[Start MATERIAL FOR THIS EXERCISE]
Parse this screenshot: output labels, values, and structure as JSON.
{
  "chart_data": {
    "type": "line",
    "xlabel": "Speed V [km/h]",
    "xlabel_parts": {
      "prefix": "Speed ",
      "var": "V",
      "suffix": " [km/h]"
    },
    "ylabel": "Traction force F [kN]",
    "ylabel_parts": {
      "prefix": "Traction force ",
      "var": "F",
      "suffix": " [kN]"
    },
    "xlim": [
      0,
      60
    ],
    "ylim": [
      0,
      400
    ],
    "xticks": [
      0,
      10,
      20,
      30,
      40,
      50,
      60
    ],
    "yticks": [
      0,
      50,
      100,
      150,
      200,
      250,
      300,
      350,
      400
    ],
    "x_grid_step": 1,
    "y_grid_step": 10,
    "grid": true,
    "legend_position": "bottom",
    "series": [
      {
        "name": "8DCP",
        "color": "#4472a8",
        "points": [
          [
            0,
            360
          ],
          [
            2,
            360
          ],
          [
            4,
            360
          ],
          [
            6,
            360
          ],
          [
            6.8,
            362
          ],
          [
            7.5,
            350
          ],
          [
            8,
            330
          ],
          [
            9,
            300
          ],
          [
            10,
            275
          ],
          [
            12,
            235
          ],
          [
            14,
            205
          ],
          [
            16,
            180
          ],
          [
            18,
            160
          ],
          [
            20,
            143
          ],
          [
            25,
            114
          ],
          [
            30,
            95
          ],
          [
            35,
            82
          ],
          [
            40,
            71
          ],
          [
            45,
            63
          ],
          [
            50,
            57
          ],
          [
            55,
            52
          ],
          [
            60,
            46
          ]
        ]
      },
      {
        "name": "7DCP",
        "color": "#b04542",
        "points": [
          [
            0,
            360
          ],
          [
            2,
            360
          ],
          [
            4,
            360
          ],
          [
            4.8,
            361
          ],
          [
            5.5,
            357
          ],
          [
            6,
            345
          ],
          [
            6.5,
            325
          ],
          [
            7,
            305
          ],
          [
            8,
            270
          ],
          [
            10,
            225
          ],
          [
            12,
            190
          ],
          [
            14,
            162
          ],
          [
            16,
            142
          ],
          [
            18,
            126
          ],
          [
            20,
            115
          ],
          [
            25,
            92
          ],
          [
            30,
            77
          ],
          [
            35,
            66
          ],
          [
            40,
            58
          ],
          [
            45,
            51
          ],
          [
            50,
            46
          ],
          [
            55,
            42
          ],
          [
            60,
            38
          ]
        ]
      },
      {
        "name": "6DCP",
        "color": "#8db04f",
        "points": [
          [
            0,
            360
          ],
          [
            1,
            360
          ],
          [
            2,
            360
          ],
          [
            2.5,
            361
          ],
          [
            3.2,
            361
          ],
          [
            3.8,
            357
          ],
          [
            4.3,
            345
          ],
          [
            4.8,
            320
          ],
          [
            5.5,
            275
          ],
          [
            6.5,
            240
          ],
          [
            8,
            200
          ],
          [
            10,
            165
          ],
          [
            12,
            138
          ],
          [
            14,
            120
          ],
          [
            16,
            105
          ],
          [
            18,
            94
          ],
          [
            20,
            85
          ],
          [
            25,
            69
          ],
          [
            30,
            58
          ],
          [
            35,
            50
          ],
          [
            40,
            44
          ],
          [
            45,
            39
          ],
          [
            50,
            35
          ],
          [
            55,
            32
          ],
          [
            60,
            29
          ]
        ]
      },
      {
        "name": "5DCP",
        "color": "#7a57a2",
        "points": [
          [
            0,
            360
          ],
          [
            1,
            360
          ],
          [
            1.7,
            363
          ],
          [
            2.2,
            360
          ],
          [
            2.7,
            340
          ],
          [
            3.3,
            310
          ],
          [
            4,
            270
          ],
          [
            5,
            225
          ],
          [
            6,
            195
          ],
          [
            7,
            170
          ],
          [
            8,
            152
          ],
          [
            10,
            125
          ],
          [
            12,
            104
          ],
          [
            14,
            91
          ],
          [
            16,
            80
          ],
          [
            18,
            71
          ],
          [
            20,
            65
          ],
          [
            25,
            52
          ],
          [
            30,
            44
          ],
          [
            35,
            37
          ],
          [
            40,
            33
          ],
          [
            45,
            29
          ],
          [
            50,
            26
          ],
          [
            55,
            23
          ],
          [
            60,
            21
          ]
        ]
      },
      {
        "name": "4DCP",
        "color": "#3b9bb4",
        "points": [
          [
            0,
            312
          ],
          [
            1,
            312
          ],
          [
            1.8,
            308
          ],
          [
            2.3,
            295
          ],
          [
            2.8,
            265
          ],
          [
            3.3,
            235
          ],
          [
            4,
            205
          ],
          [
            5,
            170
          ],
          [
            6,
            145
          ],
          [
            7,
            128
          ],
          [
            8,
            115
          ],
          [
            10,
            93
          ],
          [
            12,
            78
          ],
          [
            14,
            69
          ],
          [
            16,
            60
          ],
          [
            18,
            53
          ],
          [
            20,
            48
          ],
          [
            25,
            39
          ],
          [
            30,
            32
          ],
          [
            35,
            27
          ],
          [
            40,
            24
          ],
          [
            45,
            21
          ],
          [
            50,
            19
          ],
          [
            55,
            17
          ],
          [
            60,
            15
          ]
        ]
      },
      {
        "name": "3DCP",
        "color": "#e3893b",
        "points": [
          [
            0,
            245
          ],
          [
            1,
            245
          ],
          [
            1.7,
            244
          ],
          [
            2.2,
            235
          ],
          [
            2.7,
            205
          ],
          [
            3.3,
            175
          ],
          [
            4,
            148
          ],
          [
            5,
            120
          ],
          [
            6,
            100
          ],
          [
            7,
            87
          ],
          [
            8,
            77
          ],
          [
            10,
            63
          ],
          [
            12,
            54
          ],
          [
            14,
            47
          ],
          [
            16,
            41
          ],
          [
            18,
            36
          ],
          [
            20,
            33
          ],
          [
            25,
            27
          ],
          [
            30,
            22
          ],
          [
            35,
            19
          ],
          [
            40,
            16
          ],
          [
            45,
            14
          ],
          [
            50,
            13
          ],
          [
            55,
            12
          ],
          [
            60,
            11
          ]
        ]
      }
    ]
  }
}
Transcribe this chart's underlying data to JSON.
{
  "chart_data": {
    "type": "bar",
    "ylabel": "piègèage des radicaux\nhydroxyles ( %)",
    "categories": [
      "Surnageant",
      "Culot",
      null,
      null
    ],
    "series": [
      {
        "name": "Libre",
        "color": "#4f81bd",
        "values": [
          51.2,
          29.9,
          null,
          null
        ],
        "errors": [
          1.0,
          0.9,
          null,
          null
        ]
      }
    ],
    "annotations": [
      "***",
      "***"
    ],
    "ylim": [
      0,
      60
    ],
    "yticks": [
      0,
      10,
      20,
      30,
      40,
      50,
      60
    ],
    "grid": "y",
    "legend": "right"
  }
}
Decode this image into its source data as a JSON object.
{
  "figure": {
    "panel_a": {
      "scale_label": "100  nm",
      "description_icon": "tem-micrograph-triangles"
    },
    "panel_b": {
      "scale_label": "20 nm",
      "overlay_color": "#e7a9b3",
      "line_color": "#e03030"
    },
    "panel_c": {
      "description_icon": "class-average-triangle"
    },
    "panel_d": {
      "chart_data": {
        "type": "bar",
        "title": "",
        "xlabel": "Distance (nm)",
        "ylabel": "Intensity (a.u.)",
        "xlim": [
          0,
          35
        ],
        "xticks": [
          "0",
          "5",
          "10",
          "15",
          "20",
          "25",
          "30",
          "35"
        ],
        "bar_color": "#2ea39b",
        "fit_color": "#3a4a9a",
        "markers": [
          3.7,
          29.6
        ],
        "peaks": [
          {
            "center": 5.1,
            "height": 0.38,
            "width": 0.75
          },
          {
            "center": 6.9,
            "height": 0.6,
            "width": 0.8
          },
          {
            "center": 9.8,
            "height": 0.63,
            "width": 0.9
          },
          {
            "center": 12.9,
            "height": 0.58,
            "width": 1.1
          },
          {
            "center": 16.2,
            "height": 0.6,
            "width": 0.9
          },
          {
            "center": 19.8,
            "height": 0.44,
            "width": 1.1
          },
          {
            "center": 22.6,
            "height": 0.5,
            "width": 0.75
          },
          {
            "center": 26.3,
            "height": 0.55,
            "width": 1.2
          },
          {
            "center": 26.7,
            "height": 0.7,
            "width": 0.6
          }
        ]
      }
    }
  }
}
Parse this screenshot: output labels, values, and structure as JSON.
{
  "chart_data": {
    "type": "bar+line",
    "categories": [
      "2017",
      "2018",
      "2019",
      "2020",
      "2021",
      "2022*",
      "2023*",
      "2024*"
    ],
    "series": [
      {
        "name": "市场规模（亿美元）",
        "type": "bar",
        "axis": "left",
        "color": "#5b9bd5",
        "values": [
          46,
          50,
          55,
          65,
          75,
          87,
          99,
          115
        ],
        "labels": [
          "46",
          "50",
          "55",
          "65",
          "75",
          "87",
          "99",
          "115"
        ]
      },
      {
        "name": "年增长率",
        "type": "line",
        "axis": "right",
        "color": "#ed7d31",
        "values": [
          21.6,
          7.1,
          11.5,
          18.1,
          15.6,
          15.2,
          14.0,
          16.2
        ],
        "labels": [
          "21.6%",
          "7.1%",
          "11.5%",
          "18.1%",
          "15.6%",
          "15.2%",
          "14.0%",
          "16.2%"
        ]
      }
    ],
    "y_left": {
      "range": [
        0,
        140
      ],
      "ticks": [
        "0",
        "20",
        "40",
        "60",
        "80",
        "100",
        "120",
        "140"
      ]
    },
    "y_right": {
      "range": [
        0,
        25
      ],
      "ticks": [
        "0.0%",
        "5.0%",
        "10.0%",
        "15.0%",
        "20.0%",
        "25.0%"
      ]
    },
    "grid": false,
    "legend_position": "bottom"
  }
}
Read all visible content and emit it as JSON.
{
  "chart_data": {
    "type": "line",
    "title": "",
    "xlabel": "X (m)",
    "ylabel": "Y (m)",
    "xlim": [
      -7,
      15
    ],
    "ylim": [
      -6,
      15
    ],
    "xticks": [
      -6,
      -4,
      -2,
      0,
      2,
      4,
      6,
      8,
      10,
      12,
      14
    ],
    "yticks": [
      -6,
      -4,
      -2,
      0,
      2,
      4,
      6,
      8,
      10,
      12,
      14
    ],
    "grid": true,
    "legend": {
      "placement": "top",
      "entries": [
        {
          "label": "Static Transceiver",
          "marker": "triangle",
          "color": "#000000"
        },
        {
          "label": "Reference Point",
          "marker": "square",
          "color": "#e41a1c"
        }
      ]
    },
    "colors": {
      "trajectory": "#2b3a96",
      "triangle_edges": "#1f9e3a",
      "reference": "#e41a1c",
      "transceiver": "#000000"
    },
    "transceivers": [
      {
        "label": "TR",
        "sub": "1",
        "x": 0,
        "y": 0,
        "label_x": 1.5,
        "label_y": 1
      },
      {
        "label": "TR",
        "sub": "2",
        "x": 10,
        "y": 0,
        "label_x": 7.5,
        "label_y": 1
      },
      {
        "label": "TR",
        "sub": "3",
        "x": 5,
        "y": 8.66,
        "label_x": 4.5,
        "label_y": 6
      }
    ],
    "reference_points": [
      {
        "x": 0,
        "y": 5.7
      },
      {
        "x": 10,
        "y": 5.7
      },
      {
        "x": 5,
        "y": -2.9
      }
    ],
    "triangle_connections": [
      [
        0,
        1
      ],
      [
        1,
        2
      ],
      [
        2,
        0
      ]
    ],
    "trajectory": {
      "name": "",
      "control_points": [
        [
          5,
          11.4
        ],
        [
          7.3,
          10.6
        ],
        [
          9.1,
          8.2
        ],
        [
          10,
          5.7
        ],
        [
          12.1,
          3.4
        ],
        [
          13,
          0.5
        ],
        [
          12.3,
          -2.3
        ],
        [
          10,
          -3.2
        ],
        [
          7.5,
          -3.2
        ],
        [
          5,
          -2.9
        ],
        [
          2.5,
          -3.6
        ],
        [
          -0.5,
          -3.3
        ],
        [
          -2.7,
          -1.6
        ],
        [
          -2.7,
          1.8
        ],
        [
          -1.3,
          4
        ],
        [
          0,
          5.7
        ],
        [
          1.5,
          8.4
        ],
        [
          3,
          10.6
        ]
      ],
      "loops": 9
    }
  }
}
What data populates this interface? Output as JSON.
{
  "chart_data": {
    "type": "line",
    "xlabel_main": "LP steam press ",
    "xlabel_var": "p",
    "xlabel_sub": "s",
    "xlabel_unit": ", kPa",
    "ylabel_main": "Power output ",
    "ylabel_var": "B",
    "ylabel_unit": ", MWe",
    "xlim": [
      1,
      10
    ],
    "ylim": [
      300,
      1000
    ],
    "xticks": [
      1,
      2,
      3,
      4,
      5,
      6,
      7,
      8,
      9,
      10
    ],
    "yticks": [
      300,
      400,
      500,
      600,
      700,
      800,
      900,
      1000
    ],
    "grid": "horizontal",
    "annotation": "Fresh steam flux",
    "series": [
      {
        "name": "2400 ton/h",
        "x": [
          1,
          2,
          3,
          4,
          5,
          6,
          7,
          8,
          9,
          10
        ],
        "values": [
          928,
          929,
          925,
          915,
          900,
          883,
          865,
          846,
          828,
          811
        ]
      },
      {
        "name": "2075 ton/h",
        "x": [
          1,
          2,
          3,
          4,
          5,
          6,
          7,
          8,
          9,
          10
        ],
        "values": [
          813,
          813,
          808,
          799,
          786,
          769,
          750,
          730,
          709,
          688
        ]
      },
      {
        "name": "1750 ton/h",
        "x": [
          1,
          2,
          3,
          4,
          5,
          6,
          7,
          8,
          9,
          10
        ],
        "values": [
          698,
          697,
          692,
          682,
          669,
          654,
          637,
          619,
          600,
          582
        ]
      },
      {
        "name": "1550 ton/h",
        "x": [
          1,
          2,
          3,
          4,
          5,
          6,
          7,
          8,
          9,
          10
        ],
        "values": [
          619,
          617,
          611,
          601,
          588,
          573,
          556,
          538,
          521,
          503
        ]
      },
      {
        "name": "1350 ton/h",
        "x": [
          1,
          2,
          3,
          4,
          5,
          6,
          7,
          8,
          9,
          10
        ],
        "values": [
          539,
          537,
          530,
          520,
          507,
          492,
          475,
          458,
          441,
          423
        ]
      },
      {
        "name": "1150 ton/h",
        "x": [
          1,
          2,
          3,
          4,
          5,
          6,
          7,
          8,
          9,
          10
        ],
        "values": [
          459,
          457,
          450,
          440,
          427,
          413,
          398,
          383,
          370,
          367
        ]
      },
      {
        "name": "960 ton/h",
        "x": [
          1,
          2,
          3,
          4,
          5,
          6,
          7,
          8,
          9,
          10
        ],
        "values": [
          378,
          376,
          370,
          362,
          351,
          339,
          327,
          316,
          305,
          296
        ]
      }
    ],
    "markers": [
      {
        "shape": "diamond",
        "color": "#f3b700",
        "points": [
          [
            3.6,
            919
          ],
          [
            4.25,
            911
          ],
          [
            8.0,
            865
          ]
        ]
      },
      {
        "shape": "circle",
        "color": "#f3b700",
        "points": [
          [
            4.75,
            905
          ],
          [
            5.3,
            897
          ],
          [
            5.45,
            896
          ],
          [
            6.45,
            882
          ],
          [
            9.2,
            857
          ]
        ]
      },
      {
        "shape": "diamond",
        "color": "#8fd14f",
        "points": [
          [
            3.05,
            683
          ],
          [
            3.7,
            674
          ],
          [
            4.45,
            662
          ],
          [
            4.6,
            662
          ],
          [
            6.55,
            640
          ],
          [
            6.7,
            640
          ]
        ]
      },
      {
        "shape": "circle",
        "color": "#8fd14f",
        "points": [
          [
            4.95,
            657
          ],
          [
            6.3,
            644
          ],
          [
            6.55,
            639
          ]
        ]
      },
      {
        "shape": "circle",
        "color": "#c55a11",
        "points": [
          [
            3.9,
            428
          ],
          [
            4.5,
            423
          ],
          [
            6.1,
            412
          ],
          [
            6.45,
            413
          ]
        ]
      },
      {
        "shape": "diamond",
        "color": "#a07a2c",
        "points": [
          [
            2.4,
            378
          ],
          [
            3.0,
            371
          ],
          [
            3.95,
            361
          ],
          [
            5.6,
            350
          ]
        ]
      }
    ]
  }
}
[End MATERIAL FOR THIS EXERCISE]
▶ **STATED GOAL**
Extract lines where the string "center" occurs.

▶ **TASK OUTPUT**
            "center": 5.1,
            "center": 6.9,
            "center": 9.8,
            "center": 12.9,
            "center": 16.2,
            "center": 19.8,
            "center": 22.6,
            "center": 26.3,
            "center": 26.7,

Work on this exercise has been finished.